Repeat the items below verbatim, starting at the first line and ending with the line that contains "236, 451, 260]".

##########

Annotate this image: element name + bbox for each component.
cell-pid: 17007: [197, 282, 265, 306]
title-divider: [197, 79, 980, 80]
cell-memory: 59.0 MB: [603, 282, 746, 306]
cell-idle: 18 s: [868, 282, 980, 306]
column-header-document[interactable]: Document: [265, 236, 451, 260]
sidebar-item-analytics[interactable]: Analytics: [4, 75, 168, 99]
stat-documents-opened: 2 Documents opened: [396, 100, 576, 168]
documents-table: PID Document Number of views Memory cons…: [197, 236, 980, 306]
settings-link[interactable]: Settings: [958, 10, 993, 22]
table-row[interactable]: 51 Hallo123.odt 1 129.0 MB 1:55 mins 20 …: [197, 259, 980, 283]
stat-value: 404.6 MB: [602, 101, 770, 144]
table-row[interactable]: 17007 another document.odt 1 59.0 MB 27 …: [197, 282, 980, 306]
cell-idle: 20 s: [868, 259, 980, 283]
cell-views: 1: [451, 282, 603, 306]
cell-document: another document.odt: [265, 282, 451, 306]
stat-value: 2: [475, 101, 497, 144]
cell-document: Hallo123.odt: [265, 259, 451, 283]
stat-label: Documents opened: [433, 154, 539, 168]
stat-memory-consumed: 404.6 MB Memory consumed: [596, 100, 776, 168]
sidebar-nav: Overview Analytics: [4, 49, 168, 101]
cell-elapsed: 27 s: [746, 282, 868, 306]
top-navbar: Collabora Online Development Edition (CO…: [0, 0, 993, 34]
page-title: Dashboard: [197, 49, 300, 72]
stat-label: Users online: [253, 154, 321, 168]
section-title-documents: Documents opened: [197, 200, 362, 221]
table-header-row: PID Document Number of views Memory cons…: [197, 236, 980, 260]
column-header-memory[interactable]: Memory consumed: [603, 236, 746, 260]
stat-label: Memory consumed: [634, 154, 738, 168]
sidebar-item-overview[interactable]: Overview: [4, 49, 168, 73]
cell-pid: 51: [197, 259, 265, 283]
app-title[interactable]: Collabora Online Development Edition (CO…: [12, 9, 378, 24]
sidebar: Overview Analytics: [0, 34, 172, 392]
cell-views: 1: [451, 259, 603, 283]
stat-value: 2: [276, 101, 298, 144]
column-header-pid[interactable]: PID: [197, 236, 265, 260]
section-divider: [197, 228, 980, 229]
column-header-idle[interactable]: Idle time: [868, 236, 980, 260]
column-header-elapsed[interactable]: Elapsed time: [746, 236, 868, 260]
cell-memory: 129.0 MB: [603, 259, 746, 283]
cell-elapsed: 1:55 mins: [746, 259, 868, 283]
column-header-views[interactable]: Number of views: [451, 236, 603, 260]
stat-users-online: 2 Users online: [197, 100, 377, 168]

##########

> _Exercise solution_:
Annotate this image: element name + bbox for each component.
cell-pid: 17007: [197, 282, 265, 306]
title-divider: [197, 79, 980, 80]
cell-memory: 59.0 MB: [603, 282, 746, 306]
cell-idle: 18 s: [868, 282, 980, 306]
column-header-document[interactable]: Document: [265, 236, 451, 260]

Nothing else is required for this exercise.